Dataset listings of figures:
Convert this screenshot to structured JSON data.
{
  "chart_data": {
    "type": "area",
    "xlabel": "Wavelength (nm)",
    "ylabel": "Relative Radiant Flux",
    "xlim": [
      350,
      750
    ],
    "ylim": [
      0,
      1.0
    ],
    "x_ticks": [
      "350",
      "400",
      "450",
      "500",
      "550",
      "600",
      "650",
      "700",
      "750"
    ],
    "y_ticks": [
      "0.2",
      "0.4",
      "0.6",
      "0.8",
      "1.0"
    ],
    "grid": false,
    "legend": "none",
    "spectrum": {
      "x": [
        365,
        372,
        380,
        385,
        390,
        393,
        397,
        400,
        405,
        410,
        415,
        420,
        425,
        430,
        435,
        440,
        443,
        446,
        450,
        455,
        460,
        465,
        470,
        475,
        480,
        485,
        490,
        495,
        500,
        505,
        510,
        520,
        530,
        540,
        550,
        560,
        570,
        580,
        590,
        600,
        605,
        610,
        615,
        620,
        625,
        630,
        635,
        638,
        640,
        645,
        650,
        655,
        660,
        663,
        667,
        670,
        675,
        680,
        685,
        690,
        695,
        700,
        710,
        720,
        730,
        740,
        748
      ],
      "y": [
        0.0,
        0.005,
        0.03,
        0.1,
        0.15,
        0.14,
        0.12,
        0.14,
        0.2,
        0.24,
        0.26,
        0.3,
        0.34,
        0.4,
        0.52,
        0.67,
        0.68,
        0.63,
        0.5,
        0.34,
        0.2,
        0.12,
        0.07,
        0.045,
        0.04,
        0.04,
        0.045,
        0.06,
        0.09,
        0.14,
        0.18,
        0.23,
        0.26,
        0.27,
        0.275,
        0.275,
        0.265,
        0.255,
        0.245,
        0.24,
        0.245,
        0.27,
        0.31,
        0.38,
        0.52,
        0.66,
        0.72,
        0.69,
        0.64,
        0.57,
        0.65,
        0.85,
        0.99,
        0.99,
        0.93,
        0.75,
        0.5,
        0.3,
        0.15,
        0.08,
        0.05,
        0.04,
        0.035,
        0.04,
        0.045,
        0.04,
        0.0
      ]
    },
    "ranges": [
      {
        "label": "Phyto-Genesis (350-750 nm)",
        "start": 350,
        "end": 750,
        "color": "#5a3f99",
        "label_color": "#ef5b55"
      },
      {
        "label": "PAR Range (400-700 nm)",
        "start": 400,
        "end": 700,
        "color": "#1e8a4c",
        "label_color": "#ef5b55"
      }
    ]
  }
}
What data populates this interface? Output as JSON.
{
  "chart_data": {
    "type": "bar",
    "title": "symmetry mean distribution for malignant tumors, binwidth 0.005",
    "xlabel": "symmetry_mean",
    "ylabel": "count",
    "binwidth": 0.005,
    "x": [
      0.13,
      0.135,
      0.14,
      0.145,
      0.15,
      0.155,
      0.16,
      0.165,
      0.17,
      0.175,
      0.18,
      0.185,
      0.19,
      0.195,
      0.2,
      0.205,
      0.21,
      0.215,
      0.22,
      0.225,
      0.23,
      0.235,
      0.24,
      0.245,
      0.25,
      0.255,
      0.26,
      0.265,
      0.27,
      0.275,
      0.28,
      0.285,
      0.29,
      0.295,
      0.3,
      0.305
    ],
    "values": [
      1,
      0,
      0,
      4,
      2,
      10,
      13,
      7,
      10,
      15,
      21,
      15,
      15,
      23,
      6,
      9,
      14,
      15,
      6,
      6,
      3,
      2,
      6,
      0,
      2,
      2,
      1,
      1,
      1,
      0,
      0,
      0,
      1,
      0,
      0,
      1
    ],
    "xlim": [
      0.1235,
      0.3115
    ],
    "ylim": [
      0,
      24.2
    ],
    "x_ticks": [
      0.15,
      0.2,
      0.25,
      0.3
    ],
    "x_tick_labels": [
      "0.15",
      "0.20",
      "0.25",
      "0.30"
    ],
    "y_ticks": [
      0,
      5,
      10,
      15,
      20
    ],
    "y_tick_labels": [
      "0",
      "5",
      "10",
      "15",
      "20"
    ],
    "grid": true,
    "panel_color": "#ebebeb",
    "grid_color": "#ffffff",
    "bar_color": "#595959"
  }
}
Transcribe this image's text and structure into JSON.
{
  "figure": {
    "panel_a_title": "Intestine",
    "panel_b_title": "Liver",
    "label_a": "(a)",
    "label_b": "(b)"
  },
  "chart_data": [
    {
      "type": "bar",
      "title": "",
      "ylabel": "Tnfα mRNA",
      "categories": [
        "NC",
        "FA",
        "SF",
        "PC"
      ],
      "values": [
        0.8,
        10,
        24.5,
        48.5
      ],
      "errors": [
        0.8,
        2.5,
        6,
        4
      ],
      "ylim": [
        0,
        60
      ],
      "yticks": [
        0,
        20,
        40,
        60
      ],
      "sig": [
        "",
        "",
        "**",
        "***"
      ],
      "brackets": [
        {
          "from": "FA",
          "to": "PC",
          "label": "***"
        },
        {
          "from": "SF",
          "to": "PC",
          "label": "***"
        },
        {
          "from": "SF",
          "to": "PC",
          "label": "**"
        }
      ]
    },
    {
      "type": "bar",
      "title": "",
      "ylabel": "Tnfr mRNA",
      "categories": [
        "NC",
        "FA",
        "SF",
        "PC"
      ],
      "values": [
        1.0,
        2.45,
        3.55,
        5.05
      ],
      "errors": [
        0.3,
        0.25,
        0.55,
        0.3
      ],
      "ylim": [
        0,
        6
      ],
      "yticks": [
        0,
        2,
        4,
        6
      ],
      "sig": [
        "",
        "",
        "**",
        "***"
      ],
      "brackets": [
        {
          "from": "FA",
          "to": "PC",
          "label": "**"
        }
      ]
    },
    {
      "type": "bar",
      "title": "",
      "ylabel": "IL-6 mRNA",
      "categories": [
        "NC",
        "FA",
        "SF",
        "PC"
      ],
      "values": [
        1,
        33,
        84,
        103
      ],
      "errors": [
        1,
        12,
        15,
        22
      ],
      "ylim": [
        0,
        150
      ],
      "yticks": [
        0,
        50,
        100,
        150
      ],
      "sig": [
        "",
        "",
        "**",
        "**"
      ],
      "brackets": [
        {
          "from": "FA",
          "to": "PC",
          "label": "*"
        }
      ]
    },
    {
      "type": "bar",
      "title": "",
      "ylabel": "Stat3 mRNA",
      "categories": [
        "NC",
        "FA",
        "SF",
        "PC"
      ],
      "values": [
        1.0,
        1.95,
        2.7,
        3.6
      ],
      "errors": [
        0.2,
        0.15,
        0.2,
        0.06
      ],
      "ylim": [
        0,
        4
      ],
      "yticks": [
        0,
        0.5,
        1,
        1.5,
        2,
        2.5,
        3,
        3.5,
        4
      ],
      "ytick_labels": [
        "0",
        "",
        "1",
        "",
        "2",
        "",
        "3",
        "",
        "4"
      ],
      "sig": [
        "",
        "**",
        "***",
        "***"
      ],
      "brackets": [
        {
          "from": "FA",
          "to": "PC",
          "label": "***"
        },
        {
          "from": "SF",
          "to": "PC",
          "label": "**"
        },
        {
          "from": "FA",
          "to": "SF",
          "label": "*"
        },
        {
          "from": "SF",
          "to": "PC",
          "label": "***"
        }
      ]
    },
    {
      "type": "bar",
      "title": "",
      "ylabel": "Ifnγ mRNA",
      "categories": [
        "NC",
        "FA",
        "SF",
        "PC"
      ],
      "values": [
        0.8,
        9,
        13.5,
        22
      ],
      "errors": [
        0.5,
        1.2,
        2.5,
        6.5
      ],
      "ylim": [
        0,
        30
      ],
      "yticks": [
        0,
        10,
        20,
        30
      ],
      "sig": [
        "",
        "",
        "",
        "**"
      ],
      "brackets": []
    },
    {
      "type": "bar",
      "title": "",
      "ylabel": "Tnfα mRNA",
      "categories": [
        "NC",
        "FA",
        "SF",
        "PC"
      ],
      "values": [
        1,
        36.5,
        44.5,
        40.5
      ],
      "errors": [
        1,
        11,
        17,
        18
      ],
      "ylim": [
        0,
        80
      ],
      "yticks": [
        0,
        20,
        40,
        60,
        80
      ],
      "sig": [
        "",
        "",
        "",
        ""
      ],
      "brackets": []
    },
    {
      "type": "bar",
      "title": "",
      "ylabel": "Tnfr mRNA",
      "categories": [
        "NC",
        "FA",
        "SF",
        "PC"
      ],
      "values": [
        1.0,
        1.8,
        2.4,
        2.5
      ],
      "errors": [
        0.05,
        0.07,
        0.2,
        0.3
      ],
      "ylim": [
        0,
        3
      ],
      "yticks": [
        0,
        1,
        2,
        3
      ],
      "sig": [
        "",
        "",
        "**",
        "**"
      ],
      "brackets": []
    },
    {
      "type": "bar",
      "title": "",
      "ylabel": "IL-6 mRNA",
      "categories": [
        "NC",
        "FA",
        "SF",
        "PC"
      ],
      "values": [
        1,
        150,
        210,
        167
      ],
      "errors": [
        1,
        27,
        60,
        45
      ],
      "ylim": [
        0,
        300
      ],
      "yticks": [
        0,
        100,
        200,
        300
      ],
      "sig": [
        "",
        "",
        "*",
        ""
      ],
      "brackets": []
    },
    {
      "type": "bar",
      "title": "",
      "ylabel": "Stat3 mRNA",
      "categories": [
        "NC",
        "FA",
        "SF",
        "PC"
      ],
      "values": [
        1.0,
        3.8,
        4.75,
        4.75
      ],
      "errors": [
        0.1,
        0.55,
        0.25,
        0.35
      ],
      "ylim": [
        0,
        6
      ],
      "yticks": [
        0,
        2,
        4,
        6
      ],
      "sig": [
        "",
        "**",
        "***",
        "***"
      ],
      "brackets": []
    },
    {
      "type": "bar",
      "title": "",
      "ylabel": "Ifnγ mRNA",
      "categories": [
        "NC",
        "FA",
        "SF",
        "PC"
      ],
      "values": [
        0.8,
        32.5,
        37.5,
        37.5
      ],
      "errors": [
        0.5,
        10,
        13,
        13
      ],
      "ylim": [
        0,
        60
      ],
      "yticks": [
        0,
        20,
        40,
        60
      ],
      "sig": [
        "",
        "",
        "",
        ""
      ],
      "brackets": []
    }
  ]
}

▶ **WORK REQUEST**: If a line contains the word "binwidth", it counts; please state how many such lines the records above have, and nothing more.

▶ **TASK RESULT**: 2